# Task details:
Every record that follows must be duplicated exactly, with images left out.
## START Excerpted data
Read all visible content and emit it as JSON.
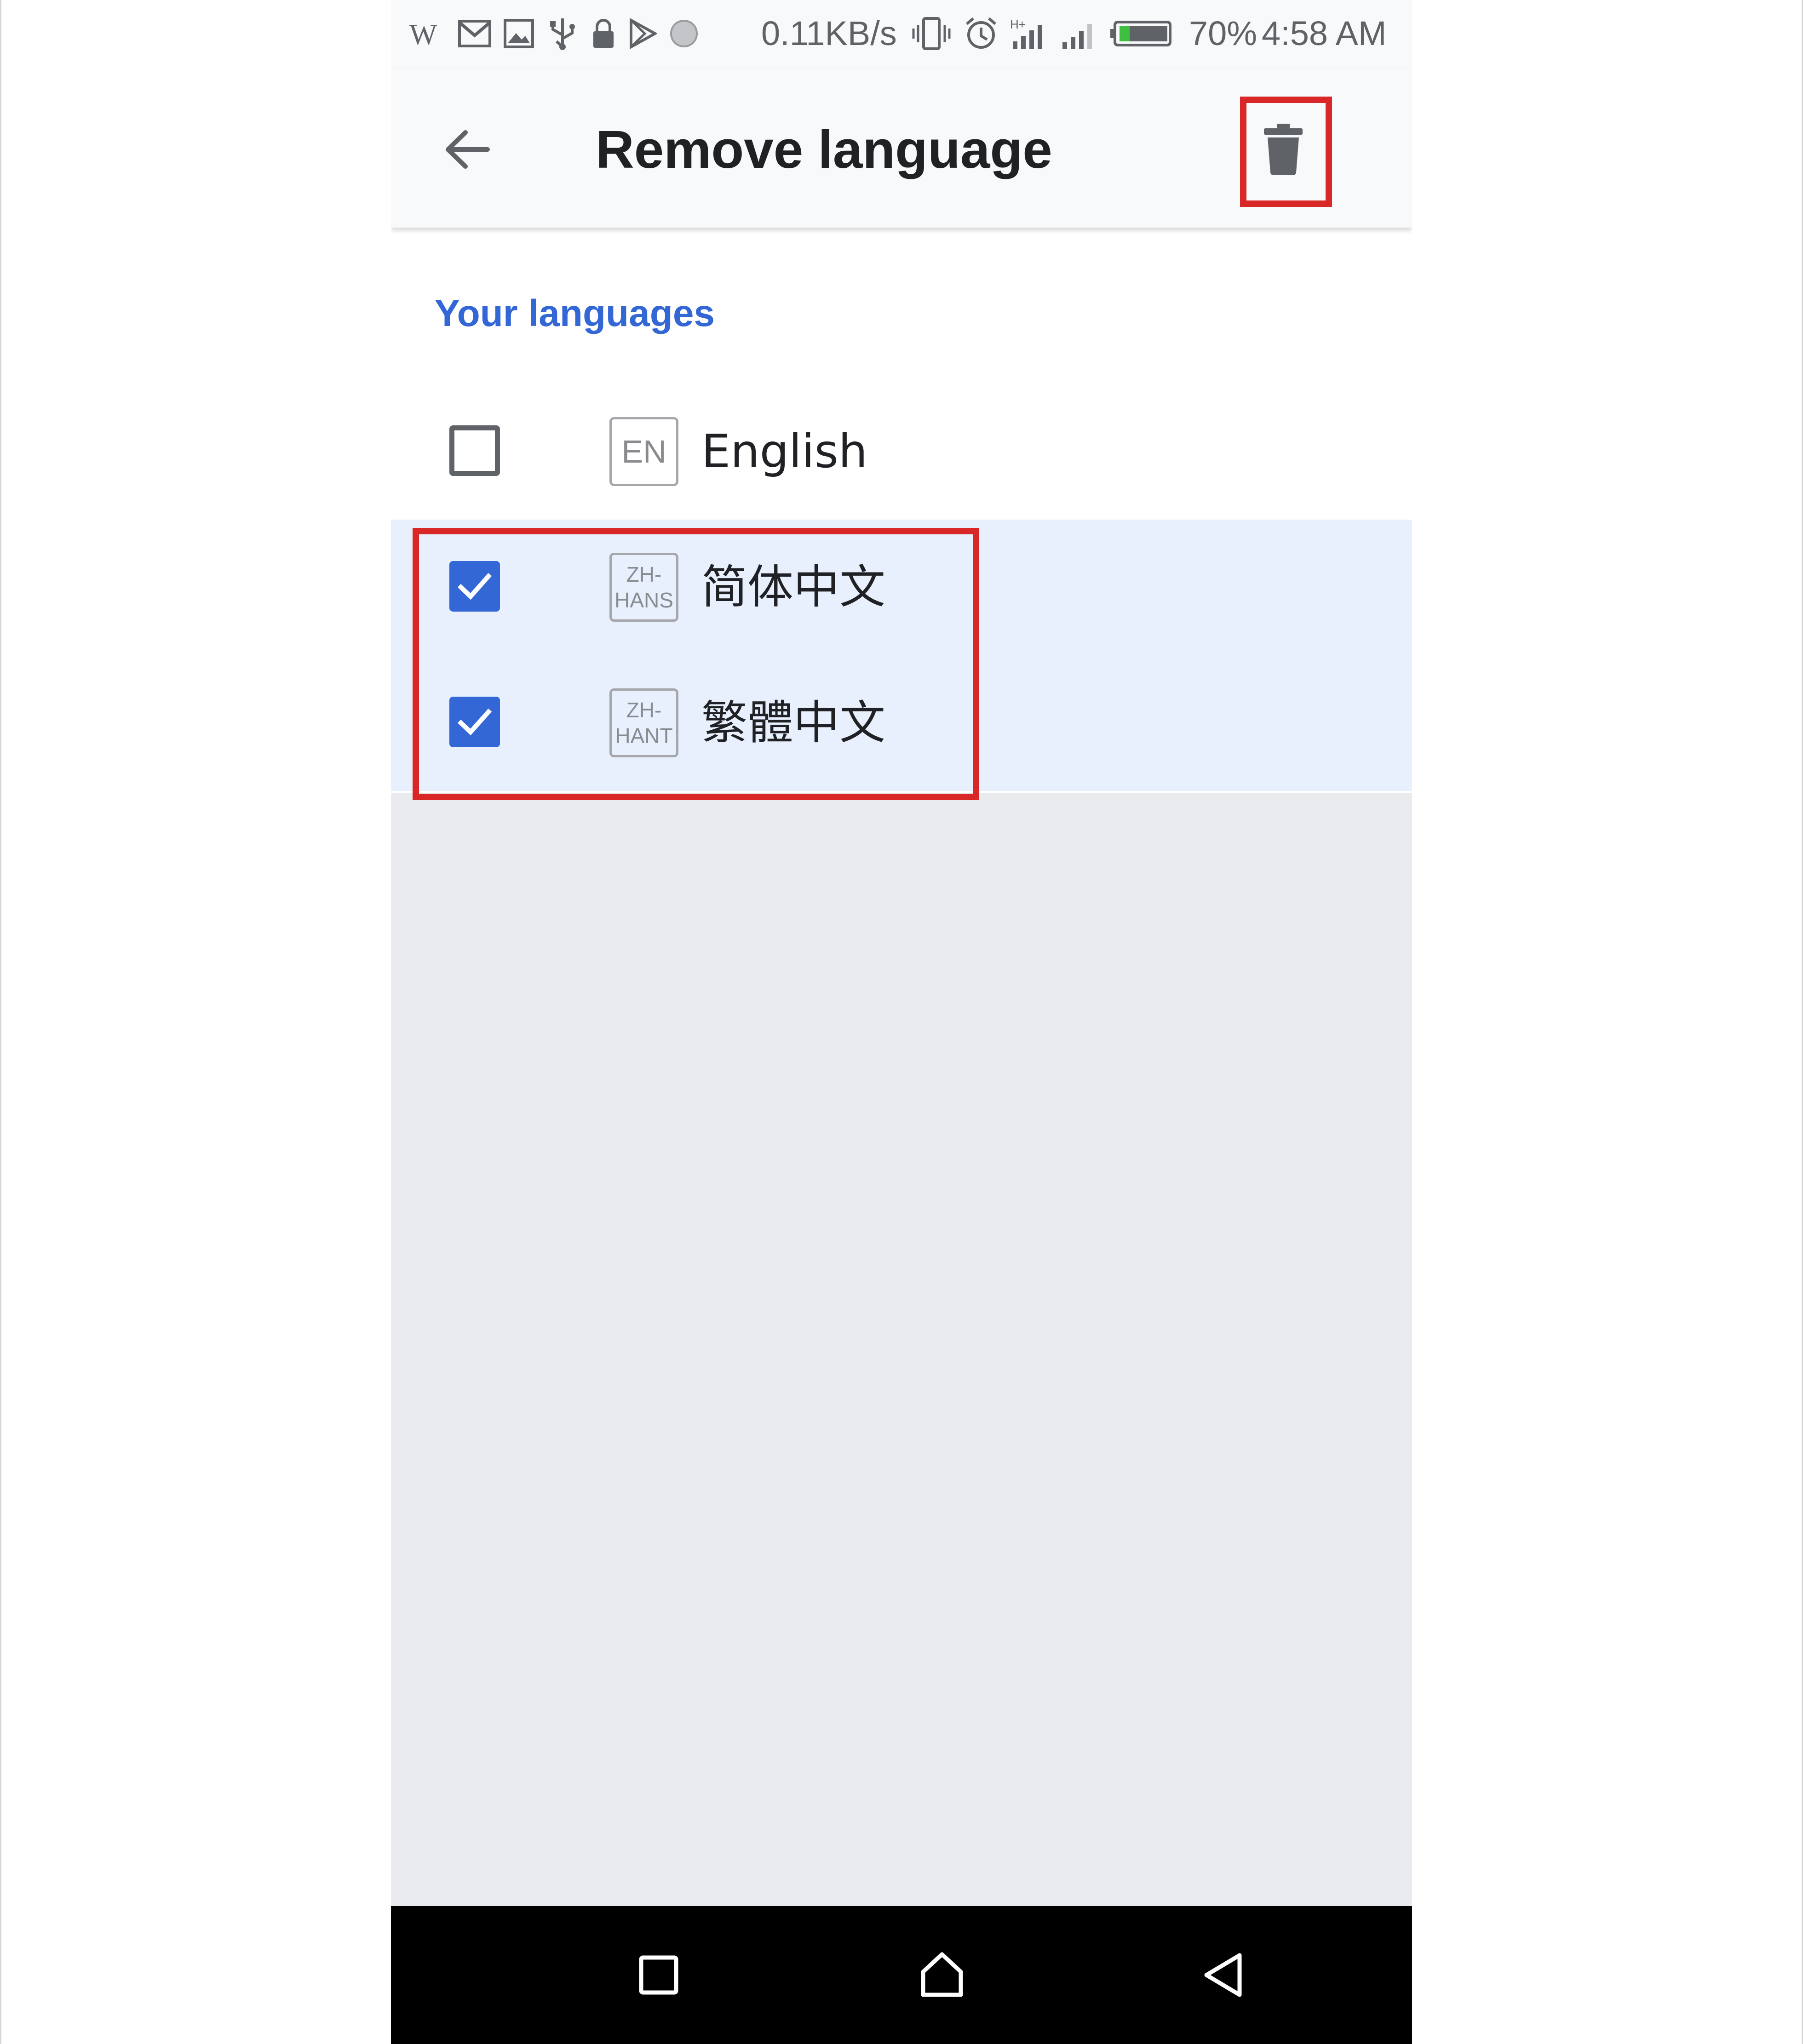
{
  "status_bar": {
    "icons": [
      "wikipedia-icon",
      "gmail-icon",
      "image-icon",
      "usb-icon",
      "lock-icon",
      "play-store-icon",
      "circle-notification-icon",
      "vibrate-icon",
      "alarm-icon",
      "data-signal-icon",
      "signal-bars-icon",
      "battery-icon"
    ],
    "net_speed": "0.11KB/s",
    "battery": "70%",
    "time": "4:58 AM"
  },
  "app_bar": {
    "title": "Remove language",
    "back_icon": "arrow-back-icon",
    "delete_icon": "trash-icon"
  },
  "section": {
    "header": "Your languages"
  },
  "languages": [
    {
      "code_line1": "EN",
      "code_line2": "",
      "name": "English",
      "checked": false
    },
    {
      "code_line1": "ZH-",
      "code_line2": "HANS",
      "name": "简体中文",
      "checked": true
    },
    {
      "code_line1": "ZH-",
      "code_line2": "HANT",
      "name": "繁體中文",
      "checked": true
    }
  ],
  "nav_bar": {
    "buttons": [
      "recents-square-icon",
      "home-icon",
      "back-triangle-icon"
    ]
  },
  "colors": {
    "accent": "#3367d6",
    "selected_row": "#e8f0fe",
    "highlight_box": "#d92626",
    "empty_area": "#eaebee"
  }
}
## END Excerpted data
# Answer:
Read all visible content and emit it as JSON.
{
  "status_bar": {
    "icons": [
      "wikipedia-icon",
      "gmail-icon",
      "image-icon",
      "usb-icon",
      "lock-icon",
      "play-store-icon",
      "circle-notification-icon",
      "vibrate-icon",
      "alarm-icon",
      "data-signal-icon",
      "signal-bars-icon",
      "battery-icon"
    ],
    "net_speed": "0.11KB/s",
    "battery": "70%",
    "time": "4:58 AM"
  },
  "app_bar": {
    "title": "Remove language",
    "back_icon": "arrow-back-icon",
    "delete_icon": "trash-icon"
  },
  "section": {
    "header": "Your languages"
  },
  "languages": [
    {
      "code_line1": "EN",
      "code_line2": "",
      "name": "English",
      "checked": false
    },
    {
      "code_line1": "ZH-",
      "code_line2": "HANS",
      "name": "简体中文",
      "checked": true
    },
    {
      "code_line1": "ZH-",
      "code_line2": "HANT",
      "name": "繁體中文",
      "checked": true
    }
  ],
  "nav_bar": {
    "buttons": [
      "recents-square-icon",
      "home-icon",
      "back-triangle-icon"
    ]
  },
  "colors": {
    "accent": "#3367d6",
    "selected_row": "#e8f0fe",
    "highlight_box": "#d92626",
    "empty_area": "#eaebee"
  }
}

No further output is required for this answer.